[Collected data entries]
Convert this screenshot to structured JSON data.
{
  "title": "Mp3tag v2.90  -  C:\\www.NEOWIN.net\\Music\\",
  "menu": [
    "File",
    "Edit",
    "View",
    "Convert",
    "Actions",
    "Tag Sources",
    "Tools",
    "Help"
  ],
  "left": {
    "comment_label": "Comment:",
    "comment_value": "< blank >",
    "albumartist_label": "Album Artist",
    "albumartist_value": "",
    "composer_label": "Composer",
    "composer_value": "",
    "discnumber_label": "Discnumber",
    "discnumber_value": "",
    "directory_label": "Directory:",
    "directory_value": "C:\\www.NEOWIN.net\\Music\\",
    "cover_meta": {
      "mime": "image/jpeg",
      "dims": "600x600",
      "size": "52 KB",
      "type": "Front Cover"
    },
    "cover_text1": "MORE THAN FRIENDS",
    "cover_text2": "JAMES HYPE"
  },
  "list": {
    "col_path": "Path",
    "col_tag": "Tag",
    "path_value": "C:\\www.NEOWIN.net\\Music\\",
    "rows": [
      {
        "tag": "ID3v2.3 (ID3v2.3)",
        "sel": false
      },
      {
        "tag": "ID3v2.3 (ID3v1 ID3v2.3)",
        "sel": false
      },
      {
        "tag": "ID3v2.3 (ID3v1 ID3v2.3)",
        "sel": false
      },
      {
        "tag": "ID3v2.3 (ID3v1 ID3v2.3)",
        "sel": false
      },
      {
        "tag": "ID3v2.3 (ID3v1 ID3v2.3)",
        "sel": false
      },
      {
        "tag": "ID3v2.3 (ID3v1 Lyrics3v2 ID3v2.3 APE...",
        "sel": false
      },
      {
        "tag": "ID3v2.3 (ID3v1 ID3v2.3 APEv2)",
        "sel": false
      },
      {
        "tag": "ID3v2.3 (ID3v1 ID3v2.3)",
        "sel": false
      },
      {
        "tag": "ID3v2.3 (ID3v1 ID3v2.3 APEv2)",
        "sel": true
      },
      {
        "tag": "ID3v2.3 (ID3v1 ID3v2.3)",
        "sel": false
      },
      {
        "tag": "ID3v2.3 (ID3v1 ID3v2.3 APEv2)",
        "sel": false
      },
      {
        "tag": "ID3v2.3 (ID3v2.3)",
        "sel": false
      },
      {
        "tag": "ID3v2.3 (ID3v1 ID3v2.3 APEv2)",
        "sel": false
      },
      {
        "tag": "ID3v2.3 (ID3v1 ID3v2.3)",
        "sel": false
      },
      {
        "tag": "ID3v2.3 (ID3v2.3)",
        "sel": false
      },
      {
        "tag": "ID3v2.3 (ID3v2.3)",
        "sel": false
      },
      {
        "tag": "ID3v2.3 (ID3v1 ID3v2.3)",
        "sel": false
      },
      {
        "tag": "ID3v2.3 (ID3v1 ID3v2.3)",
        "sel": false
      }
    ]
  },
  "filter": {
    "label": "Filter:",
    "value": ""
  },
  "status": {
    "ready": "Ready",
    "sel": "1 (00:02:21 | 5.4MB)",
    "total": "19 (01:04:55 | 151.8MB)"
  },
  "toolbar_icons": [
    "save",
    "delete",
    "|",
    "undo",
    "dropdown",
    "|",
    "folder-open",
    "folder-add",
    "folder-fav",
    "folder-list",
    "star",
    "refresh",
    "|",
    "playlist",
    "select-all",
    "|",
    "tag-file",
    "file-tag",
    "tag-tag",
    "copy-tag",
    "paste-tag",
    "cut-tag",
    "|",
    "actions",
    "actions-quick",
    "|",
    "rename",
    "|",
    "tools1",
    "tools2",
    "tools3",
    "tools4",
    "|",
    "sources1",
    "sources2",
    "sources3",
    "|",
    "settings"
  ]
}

Goal of the exercise
Copy all data exactly, start to finish.

Completed exercise
Convert this screenshot to structured JSON data.
{
  "title": "Mp3tag v2.90  -  C:\\www.NEOWIN.net\\Music\\",
  "menu": [
    "File",
    "Edit",
    "View",
    "Convert",
    "Actions",
    "Tag Sources",
    "Tools",
    "Help"
  ],
  "left": {
    "comment_label": "Comment:",
    "comment_value": "< blank >",
    "albumartist_label": "Album Artist",
    "albumartist_value": "",
    "composer_label": "Composer",
    "composer_value": "",
    "discnumber_label": "Discnumber",
    "discnumber_value": "",
    "directory_label": "Directory:",
    "directory_value": "C:\\www.NEOWIN.net\\Music\\",
    "cover_meta": {
      "mime": "image/jpeg",
      "dims": "600x600",
      "size": "52 KB",
      "type": "Front Cover"
    },
    "cover_text1": "MORE THAN FRIENDS",
    "cover_text2": "JAMES HYPE"
  },
  "list": {
    "col_path": "Path",
    "col_tag": "Tag",
    "path_value": "C:\\www.NEOWIN.net\\Music\\",
    "rows": [
      {
        "tag": "ID3v2.3 (ID3v2.3)",
        "sel": false
      },
      {
        "tag": "ID3v2.3 (ID3v1 ID3v2.3)",
        "sel": false
      },
      {
        "tag": "ID3v2.3 (ID3v1 ID3v2.3)",
        "sel": false
      },
      {
        "tag": "ID3v2.3 (ID3v1 ID3v2.3)",
        "sel": false
      },
      {
        "tag": "ID3v2.3 (ID3v1 ID3v2.3)",
        "sel": false
      },
      {
        "tag": "ID3v2.3 (ID3v1 Lyrics3v2 ID3v2.3 APE...",
        "sel": false
      },
      {
        "tag": "ID3v2.3 (ID3v1 ID3v2.3 APEv2)",
        "sel": false
      },
      {
        "tag": "ID3v2.3 (ID3v1 ID3v2.3)",
        "sel": false
      },
      {
        "tag": "ID3v2.3 (ID3v1 ID3v2.3 APEv2)",
        "sel": true
      },
      {
        "tag": "ID3v2.3 (ID3v1 ID3v2.3)",
        "sel": false
      },
      {
        "tag": "ID3v2.3 (ID3v1 ID3v2.3 APEv2)",
        "sel": false
      },
      {
        "tag": "ID3v2.3 (ID3v2.3)",
        "sel": false
      },
      {
        "tag": "ID3v2.3 (ID3v1 ID3v2.3 APEv2)",
        "sel": false
      },
      {
        "tag": "ID3v2.3 (ID3v1 ID3v2.3)",
        "sel": false
      },
      {
        "tag": "ID3v2.3 (ID3v2.3)",
        "sel": false
      },
      {
        "tag": "ID3v2.3 (ID3v2.3)",
        "sel": false
      },
      {
        "tag": "ID3v2.3 (ID3v1 ID3v2.3)",
        "sel": false
      },
      {
        "tag": "ID3v2.3 (ID3v1 ID3v2.3)",
        "sel": false
      }
    ]
  },
  "filter": {
    "label": "Filter:",
    "value": ""
  },
  "status": {
    "ready": "Ready",
    "sel": "1 (00:02:21 | 5.4MB)",
    "total": "19 (01:04:55 | 151.8MB)"
  },
  "toolbar_icons": [
    "save",
    "delete",
    "|",
    "undo",
    "dropdown",
    "|",
    "folder-open",
    "folder-add",
    "folder-fav",
    "folder-list",
    "star",
    "refresh",
    "|",
    "playlist",
    "select-all",
    "|",
    "tag-file",
    "file-tag",
    "tag-tag",
    "copy-tag",
    "paste-tag",
    "cut-tag",
    "|",
    "actions",
    "actions-quick",
    "|",
    "rename",
    "|",
    "tools1",
    "tools2",
    "tools3",
    "tools4",
    "|",
    "sources1",
    "sources2",
    "sources3",
    "|",
    "settings"
  ]
}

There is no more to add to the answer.